## What the task asks
Copy out the material below in full, but not its images.

## Stored data
****************

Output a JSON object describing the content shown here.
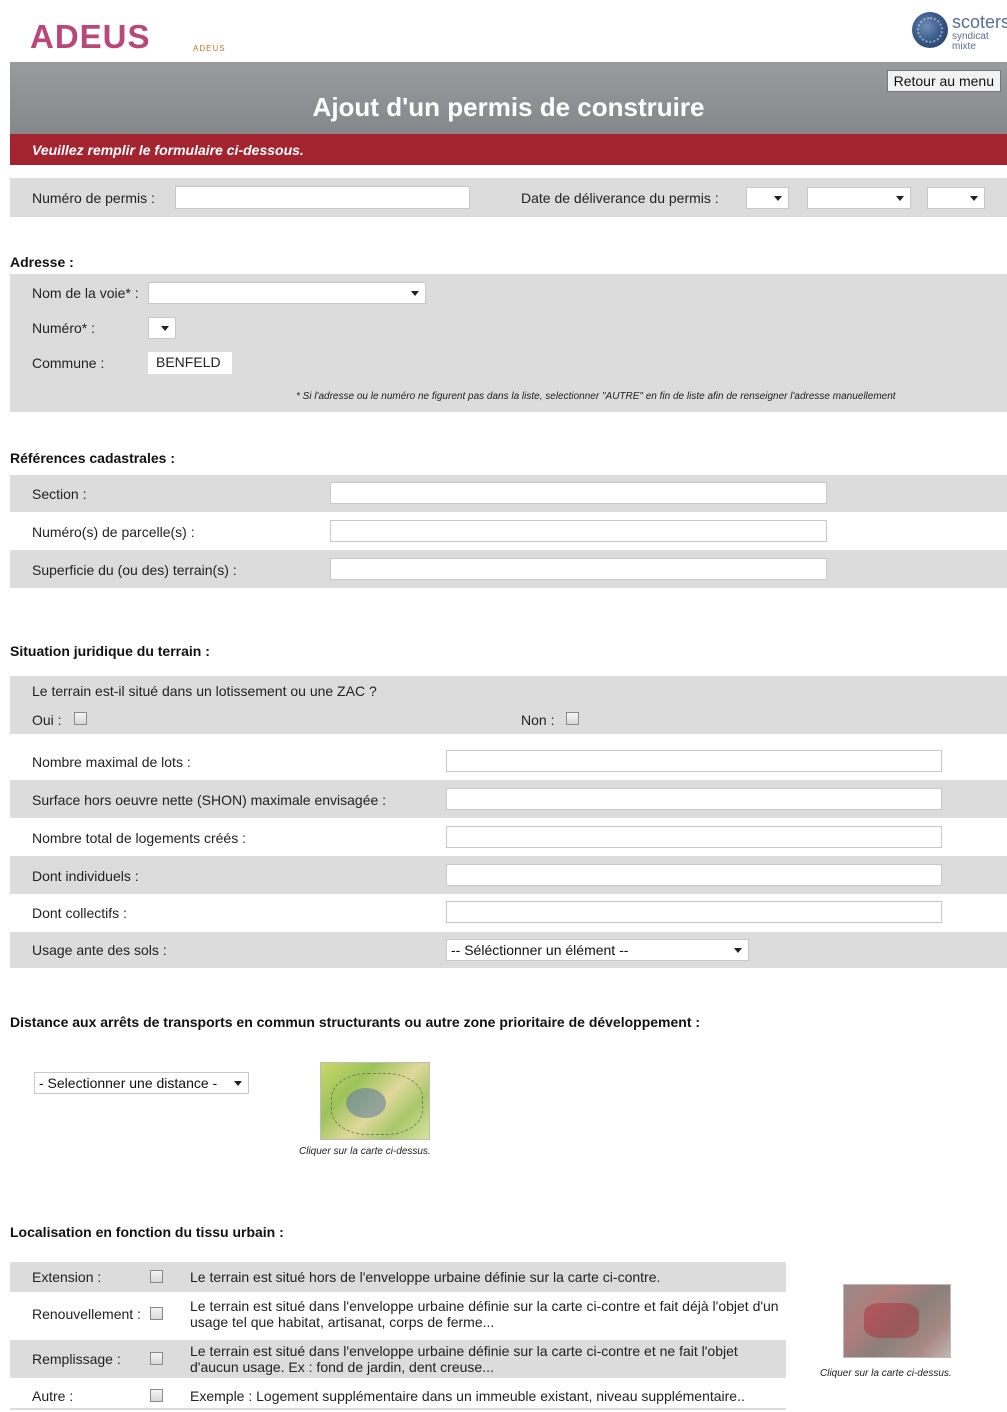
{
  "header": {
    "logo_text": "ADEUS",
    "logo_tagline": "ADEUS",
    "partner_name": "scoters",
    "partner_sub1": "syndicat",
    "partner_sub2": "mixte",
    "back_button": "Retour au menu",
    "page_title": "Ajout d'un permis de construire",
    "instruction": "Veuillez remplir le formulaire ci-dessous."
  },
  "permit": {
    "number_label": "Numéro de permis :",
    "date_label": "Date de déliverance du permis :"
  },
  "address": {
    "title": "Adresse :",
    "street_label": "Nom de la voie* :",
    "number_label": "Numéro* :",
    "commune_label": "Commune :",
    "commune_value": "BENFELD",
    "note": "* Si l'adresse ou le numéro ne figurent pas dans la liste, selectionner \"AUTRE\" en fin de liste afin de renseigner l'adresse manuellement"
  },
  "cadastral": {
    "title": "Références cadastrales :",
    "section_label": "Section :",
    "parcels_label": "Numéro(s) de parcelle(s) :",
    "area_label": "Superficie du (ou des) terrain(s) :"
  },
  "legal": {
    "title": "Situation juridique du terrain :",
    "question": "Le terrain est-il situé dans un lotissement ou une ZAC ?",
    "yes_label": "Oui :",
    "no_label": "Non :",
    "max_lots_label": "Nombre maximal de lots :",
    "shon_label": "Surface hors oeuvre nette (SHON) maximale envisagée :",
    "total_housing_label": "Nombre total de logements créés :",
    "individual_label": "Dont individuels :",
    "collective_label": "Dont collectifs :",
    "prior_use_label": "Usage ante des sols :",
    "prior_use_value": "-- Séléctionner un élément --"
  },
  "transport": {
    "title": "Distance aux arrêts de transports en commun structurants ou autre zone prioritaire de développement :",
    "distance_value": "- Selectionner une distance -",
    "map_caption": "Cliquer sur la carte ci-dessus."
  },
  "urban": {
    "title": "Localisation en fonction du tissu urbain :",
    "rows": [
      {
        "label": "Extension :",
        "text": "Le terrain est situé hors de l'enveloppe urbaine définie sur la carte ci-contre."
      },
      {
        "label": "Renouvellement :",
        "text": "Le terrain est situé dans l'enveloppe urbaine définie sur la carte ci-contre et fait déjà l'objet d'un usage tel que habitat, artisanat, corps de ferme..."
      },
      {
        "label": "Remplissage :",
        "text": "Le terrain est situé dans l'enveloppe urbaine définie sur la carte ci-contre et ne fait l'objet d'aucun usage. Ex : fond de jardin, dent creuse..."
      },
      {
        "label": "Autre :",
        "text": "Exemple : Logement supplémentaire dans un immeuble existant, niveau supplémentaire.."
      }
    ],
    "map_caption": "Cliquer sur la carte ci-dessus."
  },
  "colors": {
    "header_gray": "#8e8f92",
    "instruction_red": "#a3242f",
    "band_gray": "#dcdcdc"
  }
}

****************

## The response
Output a JSON object describing the content shown here.
{
  "header": {
    "logo_text": "ADEUS",
    "logo_tagline": "ADEUS",
    "partner_name": "scoters",
    "partner_sub1": "syndicat",
    "partner_sub2": "mixte",
    "back_button": "Retour au menu",
    "page_title": "Ajout d'un permis de construire",
    "instruction": "Veuillez remplir le formulaire ci-dessous."
  },
  "permit": {
    "number_label": "Numéro de permis :",
    "date_label": "Date de déliverance du permis :"
  },
  "address": {
    "title": "Adresse :",
    "street_label": "Nom de la voie* :",
    "number_label": "Numéro* :",
    "commune_label": "Commune :",
    "commune_value": "BENFELD",
    "note": "* Si l'adresse ou le numéro ne figurent pas dans la liste, selectionner \"AUTRE\" en fin de liste afin de renseigner l'adresse manuellement"
  },
  "cadastral": {
    "title": "Références cadastrales :",
    "section_label": "Section :",
    "parcels_label": "Numéro(s) de parcelle(s) :",
    "area_label": "Superficie du (ou des) terrain(s) :"
  },
  "legal": {
    "title": "Situation juridique du terrain :",
    "question": "Le terrain est-il situé dans un lotissement ou une ZAC ?",
    "yes_label": "Oui :",
    "no_label": "Non :",
    "max_lots_label": "Nombre maximal de lots :",
    "shon_label": "Surface hors oeuvre nette (SHON) maximale envisagée :",
    "total_housing_label": "Nombre total de logements créés :",
    "individual_label": "Dont individuels :",
    "collective_label": "Dont collectifs :",
    "prior_use_label": "Usage ante des sols :",
    "prior_use_value": "-- Séléctionner un élément --"
  },
  "transport": {
    "title": "Distance aux arrêts de transports en commun structurants ou autre zone prioritaire de développement :",
    "distance_value": "- Selectionner une distance -",
    "map_caption": "Cliquer sur la carte ci-dessus."
  },
  "urban": {
    "title": "Localisation en fonction du tissu urbain :",
    "rows": [
      {
        "label": "Extension :",
        "text": "Le terrain est situé hors de l'enveloppe urbaine définie sur la carte ci-contre."
      },
      {
        "label": "Renouvellement :",
        "text": "Le terrain est situé dans l'enveloppe urbaine définie sur la carte ci-contre et fait déjà l'objet d'un usage tel que habitat, artisanat, corps de ferme..."
      },
      {
        "label": "Remplissage :",
        "text": "Le terrain est situé dans l'enveloppe urbaine définie sur la carte ci-contre et ne fait l'objet d'aucun usage. Ex : fond de jardin, dent creuse..."
      },
      {
        "label": "Autre :",
        "text": "Exemple : Logement supplémentaire dans un immeuble existant, niveau supplémentaire.."
      }
    ],
    "map_caption": "Cliquer sur la carte ci-dessus."
  },
  "colors": {
    "header_gray": "#8e8f92",
    "instruction_red": "#a3242f",
    "band_gray": "#dcdcdc"
  }
}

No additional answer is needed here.